WRITTEN REQUEST: Find all lines in the records that include the word "verbena", and copy them out.

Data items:
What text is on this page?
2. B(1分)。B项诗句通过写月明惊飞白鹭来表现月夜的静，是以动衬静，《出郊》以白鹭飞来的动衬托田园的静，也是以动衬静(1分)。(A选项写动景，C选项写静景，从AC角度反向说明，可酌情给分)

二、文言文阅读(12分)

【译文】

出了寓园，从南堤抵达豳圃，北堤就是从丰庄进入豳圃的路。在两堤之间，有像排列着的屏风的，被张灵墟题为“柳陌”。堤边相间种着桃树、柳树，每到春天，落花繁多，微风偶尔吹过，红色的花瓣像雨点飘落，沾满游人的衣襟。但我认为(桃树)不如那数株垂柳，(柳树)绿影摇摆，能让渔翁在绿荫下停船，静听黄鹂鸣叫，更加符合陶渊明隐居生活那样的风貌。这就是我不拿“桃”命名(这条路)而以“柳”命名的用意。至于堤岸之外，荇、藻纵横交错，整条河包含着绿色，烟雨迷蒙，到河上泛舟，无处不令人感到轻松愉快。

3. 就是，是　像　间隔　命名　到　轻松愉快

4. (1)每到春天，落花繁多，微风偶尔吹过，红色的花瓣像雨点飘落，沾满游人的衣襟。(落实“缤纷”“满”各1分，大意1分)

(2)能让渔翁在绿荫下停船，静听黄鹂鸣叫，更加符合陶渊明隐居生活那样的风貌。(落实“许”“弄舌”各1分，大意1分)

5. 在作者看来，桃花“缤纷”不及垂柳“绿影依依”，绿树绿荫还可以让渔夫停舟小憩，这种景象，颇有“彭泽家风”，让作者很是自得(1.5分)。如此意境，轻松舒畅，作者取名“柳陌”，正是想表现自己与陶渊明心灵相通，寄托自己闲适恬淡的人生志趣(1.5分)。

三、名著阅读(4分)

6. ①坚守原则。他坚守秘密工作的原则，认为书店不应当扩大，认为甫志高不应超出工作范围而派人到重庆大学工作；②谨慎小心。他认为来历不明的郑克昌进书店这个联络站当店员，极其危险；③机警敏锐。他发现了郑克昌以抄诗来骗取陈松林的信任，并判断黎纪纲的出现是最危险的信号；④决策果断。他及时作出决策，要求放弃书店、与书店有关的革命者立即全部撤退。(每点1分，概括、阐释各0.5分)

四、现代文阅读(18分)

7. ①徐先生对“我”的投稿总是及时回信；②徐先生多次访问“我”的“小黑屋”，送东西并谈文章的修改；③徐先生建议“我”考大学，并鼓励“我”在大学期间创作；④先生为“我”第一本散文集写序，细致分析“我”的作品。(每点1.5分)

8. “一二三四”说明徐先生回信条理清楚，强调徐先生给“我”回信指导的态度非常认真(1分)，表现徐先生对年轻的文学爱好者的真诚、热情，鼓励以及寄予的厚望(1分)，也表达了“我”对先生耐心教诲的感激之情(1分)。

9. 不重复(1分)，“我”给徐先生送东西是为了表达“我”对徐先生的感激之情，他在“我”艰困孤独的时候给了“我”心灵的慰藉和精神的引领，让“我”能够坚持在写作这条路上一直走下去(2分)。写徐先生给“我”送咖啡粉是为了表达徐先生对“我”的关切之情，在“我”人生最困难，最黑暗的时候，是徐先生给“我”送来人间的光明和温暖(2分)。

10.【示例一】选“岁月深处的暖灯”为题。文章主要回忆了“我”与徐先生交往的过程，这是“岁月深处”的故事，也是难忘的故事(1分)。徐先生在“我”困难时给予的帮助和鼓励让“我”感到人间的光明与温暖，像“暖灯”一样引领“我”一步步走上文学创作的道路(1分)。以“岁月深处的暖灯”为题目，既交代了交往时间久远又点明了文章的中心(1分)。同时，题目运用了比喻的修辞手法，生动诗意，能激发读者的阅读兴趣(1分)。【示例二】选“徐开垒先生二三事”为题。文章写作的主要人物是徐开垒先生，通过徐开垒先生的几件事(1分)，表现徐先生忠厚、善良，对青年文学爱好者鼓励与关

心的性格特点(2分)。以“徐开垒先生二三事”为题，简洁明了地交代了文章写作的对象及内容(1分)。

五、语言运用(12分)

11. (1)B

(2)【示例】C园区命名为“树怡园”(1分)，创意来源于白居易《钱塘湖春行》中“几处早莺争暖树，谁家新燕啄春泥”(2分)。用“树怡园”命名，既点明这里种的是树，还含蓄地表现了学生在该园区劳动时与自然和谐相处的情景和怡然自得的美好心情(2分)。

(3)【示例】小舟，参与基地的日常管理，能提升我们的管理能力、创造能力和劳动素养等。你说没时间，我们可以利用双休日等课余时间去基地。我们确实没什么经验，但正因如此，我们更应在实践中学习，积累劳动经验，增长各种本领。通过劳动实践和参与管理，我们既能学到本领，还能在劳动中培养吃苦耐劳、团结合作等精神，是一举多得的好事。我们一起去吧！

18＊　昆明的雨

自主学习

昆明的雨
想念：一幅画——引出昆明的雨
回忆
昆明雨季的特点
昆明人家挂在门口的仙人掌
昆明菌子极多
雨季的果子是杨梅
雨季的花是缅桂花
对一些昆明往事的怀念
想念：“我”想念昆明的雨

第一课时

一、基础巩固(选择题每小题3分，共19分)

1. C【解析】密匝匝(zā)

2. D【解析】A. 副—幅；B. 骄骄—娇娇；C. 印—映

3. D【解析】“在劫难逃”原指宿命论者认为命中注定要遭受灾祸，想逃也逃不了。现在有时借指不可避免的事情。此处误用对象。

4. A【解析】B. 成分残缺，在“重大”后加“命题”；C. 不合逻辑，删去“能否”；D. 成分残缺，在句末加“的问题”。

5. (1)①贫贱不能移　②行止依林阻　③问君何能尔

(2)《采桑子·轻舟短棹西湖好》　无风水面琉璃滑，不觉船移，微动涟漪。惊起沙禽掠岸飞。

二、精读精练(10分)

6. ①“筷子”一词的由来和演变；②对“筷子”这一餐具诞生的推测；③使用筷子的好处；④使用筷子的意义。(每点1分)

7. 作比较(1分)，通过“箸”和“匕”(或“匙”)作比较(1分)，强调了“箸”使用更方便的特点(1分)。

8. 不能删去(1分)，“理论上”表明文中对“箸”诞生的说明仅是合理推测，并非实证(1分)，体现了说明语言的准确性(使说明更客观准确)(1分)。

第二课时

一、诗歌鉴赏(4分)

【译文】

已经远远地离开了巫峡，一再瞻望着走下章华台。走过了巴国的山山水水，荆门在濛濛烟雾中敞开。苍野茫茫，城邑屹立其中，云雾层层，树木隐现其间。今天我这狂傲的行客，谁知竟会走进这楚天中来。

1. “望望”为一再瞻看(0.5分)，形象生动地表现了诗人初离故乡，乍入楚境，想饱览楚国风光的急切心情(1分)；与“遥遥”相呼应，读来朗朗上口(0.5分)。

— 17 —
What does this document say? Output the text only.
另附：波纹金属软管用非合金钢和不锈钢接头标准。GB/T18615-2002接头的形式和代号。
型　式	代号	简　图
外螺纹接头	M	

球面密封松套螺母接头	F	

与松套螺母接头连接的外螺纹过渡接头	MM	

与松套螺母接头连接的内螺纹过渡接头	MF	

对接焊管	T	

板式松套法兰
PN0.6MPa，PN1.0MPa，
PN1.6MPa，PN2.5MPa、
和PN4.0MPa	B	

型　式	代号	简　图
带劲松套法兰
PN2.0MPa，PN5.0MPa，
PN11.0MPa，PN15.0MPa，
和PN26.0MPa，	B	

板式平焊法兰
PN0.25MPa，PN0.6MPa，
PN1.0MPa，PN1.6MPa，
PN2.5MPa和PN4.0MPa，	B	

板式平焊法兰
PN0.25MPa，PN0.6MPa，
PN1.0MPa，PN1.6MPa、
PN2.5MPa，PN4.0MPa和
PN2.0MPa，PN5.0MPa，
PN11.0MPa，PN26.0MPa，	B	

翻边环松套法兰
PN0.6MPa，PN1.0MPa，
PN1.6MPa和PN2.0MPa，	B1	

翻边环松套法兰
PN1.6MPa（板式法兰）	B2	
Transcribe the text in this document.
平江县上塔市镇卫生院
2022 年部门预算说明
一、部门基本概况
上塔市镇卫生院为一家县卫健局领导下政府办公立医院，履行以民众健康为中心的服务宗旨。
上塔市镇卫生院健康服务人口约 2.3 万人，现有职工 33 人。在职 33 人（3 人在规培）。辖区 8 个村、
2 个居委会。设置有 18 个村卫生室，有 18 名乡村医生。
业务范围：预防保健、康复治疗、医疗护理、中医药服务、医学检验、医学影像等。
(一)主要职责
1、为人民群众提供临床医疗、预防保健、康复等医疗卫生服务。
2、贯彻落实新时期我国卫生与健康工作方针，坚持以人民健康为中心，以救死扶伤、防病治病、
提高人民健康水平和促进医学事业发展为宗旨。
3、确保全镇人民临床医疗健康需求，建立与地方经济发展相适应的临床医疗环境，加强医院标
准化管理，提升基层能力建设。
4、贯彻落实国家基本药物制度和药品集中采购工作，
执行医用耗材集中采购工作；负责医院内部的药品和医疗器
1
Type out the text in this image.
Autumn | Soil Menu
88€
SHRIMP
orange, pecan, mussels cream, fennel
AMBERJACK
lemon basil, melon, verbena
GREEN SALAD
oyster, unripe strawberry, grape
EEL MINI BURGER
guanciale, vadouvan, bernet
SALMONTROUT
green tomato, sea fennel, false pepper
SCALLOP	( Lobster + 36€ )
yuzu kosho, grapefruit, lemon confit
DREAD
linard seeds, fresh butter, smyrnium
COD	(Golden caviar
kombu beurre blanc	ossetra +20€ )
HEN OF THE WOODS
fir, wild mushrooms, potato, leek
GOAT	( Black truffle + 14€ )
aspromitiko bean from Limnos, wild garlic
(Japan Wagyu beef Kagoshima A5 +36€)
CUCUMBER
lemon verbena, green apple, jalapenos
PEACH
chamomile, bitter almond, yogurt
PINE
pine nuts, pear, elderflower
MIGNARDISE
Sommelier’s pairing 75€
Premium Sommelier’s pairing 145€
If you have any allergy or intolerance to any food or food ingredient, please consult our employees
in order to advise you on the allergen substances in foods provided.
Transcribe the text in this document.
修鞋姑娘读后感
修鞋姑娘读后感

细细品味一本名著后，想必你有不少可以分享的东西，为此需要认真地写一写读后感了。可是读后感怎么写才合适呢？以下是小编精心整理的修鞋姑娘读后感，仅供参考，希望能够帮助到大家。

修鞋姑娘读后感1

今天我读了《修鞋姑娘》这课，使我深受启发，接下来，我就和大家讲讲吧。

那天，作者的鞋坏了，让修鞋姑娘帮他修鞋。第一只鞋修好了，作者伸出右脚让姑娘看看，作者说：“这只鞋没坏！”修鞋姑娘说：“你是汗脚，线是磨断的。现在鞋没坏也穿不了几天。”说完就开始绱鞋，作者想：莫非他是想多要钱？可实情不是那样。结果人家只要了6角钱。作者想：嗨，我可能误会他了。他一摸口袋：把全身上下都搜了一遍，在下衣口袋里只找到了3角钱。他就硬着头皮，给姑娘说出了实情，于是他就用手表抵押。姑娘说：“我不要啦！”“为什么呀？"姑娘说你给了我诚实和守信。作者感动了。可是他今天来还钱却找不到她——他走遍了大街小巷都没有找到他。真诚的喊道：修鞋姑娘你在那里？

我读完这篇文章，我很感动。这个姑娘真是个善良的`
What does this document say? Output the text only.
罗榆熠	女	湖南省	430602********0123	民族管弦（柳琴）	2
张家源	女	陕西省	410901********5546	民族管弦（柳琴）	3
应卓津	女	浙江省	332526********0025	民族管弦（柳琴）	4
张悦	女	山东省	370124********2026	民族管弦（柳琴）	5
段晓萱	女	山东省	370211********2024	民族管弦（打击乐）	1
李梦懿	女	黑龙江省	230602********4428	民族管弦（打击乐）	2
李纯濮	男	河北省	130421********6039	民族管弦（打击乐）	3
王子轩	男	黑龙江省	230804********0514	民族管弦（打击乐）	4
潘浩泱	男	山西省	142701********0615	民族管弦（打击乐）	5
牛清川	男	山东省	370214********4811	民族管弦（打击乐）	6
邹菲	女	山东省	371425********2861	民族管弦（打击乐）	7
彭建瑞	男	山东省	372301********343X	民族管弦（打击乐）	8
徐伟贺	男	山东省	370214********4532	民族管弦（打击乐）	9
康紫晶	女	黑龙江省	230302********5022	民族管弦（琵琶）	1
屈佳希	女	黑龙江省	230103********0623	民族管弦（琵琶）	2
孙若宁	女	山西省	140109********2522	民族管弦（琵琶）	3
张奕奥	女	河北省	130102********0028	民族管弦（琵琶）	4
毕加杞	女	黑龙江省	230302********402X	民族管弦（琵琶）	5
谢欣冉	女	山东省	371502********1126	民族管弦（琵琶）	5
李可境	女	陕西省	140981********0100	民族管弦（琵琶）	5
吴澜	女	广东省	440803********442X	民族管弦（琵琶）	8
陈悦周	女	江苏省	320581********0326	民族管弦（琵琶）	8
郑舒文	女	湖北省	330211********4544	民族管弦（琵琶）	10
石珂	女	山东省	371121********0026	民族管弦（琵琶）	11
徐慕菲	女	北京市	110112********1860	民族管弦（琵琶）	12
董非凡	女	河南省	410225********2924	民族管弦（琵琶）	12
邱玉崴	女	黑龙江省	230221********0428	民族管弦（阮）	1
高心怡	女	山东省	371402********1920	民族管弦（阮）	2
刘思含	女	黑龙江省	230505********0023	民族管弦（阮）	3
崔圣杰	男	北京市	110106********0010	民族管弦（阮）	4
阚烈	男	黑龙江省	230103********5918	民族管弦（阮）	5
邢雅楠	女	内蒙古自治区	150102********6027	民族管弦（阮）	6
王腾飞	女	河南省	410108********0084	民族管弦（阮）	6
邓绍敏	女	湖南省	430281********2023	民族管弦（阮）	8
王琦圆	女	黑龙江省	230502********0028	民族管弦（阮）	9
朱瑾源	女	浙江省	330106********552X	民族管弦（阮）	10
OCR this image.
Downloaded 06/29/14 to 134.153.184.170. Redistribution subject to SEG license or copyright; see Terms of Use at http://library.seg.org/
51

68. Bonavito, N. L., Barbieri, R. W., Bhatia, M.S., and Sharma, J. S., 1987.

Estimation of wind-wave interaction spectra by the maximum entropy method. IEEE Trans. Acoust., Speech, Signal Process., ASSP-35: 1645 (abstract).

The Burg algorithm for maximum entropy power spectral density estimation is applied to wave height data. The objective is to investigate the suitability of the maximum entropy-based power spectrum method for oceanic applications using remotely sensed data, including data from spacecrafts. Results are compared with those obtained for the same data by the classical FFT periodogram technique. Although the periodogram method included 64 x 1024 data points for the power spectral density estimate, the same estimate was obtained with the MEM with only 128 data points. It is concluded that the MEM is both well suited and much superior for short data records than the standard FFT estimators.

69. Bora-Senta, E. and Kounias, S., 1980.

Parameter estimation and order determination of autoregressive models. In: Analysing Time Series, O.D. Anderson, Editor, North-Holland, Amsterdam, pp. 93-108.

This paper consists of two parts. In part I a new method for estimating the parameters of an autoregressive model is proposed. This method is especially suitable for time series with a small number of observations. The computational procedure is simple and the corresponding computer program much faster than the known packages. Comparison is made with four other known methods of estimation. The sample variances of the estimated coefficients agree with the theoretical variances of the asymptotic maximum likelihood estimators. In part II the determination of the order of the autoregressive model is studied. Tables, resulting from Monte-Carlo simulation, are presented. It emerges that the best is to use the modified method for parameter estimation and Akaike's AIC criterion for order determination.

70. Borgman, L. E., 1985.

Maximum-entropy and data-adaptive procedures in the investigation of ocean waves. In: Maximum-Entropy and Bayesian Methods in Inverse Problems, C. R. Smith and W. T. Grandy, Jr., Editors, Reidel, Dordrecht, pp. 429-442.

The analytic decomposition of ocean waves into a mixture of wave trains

RESPONSE TO THE EXERCISE:
lemon basil, melon, verbena
lemon verbena, green apple, jalapenos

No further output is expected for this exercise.